= What you are asked to do =
For every line in the records that has the word "Biba", make a copy.

= Source data =
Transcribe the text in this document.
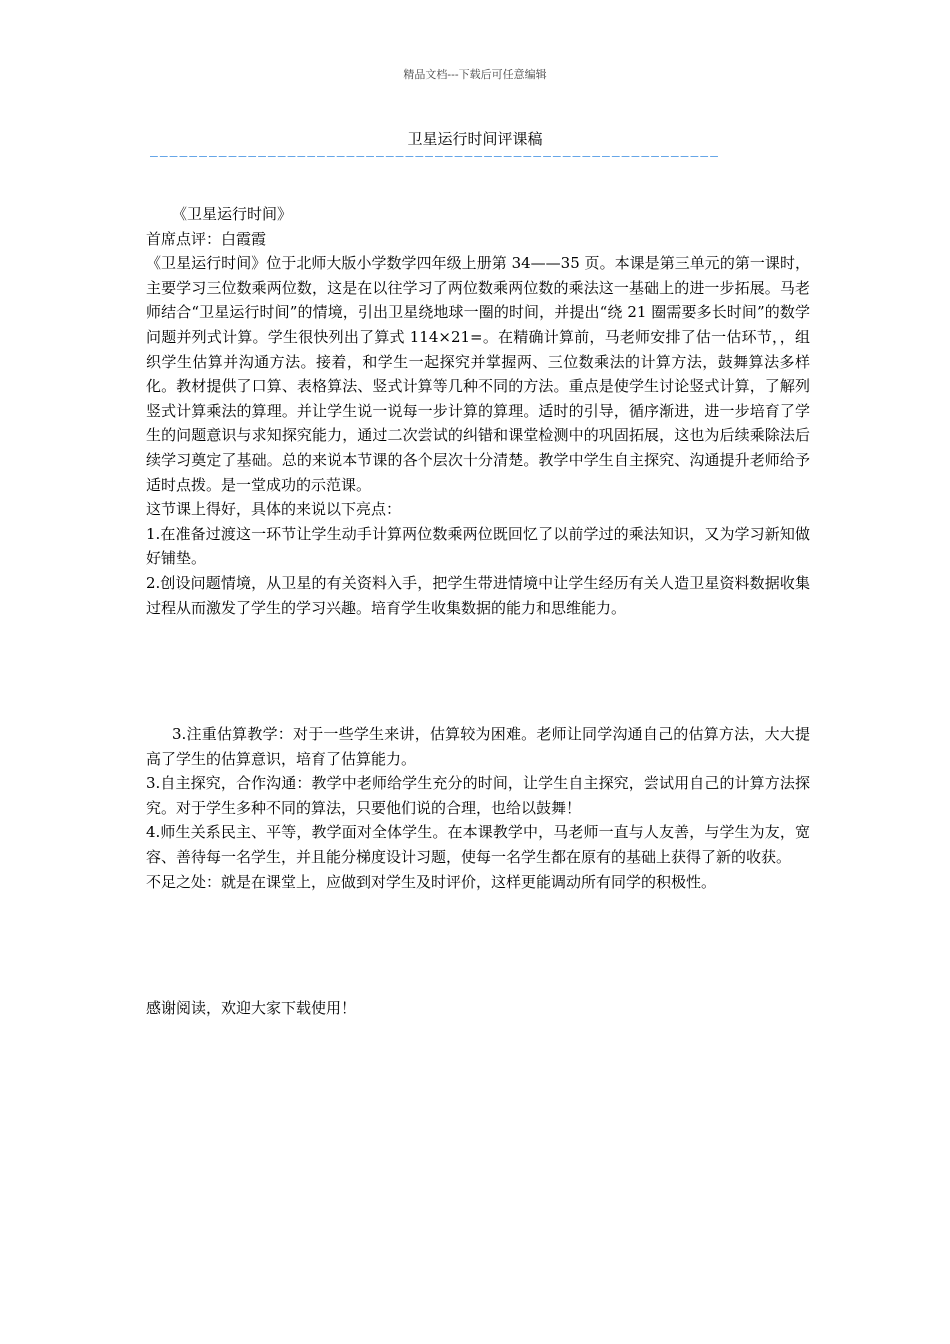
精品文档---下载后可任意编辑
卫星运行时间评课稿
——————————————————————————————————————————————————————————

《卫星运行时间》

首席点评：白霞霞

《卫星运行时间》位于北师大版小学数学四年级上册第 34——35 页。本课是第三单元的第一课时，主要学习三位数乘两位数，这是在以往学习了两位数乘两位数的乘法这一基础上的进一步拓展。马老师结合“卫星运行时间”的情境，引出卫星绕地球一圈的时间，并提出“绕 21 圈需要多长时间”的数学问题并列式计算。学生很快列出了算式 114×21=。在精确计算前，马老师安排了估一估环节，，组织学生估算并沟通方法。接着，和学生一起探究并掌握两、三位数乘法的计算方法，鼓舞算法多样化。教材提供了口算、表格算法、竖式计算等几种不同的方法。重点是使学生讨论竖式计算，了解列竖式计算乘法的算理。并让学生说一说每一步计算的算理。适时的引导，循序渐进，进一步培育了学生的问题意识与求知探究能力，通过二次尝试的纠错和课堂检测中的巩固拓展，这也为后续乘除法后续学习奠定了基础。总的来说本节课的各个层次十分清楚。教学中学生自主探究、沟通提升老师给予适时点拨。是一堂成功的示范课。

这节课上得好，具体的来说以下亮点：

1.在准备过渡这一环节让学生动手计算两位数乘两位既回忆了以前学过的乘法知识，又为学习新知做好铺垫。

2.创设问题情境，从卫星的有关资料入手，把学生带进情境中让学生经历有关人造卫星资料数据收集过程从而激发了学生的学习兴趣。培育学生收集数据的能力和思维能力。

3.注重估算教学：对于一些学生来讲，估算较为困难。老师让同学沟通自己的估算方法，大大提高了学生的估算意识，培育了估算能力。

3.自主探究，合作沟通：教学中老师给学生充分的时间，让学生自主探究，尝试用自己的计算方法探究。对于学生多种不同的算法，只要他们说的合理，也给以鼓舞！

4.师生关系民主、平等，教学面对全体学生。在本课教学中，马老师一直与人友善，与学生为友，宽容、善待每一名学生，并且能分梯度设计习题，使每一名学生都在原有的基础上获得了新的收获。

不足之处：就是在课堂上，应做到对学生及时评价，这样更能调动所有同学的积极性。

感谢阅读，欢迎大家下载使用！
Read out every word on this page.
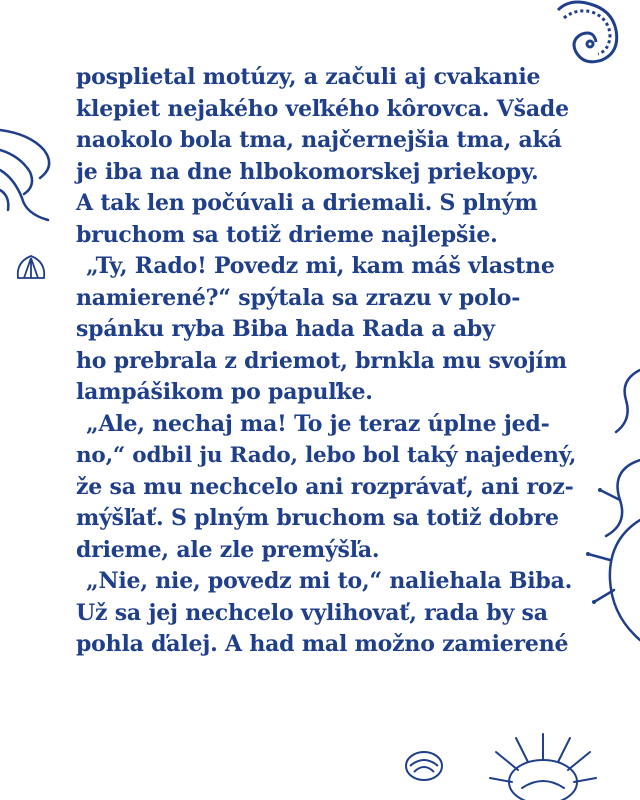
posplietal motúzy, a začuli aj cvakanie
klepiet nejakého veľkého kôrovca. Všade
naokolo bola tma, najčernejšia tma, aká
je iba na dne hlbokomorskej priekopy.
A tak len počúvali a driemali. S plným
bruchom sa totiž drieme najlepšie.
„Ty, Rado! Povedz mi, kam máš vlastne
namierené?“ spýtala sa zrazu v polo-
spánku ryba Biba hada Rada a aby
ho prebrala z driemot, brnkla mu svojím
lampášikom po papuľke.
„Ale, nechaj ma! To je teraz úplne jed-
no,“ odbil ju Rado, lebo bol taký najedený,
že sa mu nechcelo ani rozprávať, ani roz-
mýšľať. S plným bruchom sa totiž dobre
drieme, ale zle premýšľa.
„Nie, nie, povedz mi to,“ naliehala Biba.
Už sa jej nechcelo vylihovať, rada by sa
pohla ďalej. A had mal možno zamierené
==
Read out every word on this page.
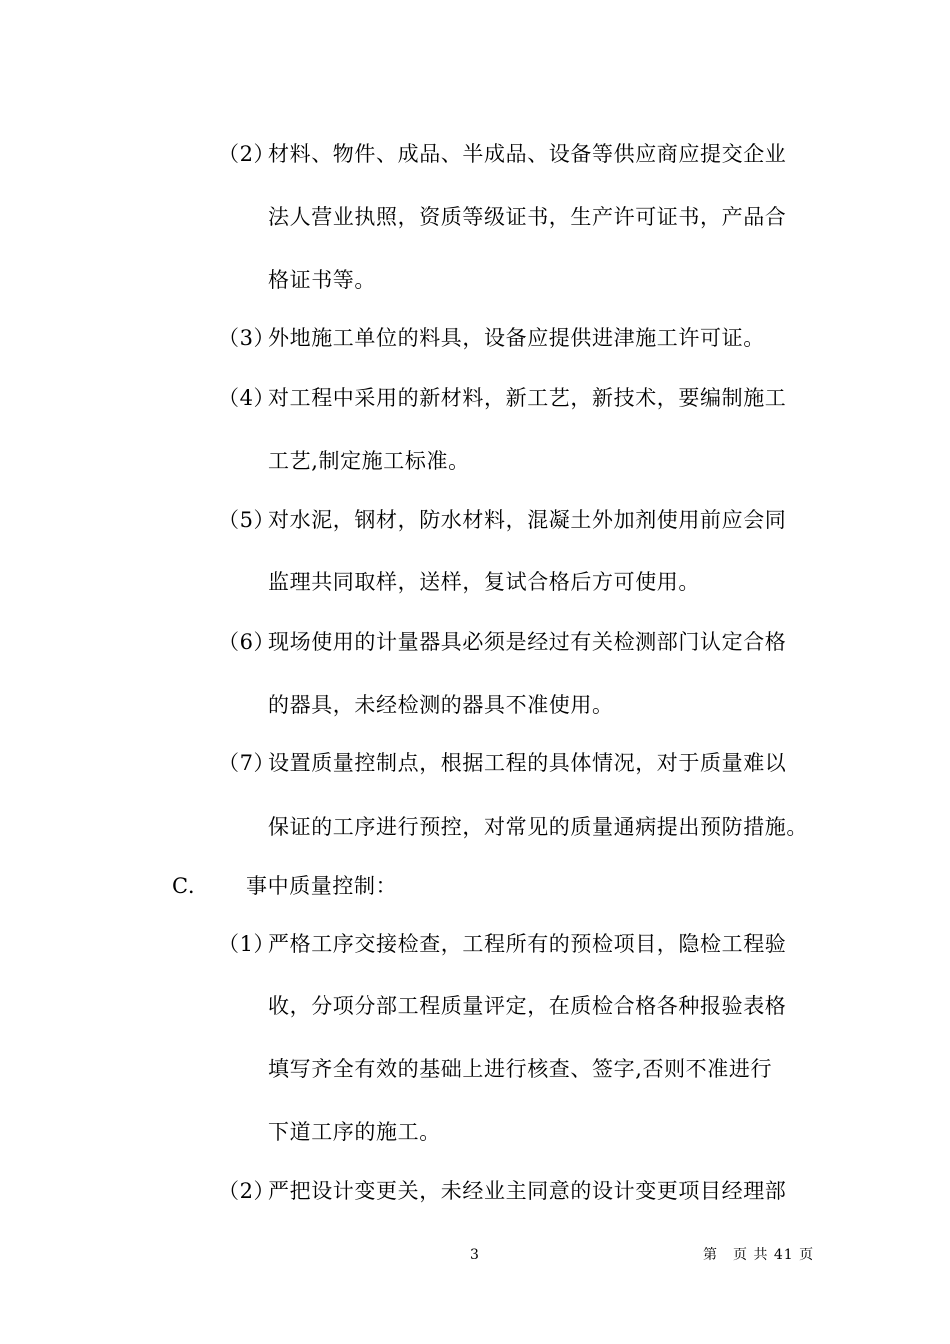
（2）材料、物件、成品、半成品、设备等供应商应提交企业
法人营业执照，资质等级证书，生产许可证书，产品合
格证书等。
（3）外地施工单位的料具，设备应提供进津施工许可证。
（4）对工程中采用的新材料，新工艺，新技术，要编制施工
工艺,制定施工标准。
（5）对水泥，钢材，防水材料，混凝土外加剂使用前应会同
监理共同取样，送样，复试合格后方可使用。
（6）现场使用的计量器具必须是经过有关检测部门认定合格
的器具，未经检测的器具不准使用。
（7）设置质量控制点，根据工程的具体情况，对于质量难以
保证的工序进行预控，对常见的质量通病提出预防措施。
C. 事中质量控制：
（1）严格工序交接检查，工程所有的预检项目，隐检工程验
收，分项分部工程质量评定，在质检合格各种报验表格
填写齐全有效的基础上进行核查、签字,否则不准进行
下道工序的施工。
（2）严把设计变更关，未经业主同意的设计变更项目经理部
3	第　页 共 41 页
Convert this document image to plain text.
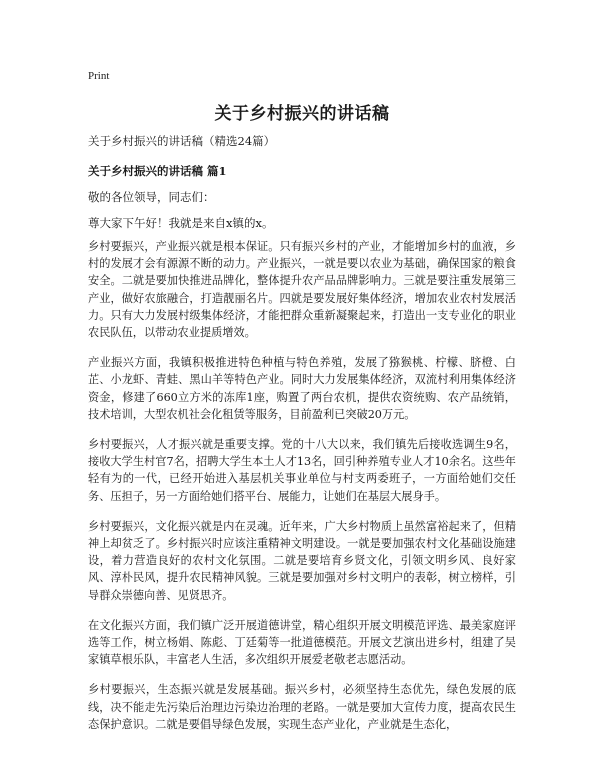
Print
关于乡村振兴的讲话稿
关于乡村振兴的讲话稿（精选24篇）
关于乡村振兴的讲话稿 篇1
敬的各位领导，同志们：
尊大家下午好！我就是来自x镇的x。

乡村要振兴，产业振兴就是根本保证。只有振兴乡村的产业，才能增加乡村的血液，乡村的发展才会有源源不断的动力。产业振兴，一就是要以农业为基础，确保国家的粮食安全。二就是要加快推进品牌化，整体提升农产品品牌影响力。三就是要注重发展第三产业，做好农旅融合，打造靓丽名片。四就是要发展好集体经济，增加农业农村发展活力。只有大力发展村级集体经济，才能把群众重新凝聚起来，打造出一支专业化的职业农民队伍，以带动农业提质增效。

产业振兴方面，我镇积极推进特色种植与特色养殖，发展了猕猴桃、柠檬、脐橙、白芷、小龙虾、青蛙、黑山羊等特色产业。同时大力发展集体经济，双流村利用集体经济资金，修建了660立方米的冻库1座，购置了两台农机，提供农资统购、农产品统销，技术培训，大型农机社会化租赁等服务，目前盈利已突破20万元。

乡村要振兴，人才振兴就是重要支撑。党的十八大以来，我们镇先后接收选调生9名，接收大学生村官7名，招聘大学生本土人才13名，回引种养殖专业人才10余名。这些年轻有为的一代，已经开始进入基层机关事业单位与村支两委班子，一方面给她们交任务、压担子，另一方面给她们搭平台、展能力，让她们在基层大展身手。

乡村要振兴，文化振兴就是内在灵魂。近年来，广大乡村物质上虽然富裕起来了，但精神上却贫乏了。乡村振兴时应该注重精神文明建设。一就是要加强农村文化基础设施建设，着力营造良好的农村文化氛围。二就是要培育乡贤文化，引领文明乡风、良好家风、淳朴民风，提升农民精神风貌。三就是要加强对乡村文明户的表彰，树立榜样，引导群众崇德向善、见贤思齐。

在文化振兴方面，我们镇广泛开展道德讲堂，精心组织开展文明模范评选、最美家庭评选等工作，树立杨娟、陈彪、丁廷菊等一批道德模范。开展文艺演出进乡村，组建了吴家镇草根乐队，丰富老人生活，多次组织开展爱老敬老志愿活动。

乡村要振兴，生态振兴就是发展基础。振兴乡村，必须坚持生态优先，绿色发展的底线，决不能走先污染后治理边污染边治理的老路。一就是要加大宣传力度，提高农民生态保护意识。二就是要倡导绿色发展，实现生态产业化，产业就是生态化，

= Correct output =
spánku ryba Biba hada Rada a aby
„Nie, nie, povedz mi to,“ naliehala Biba.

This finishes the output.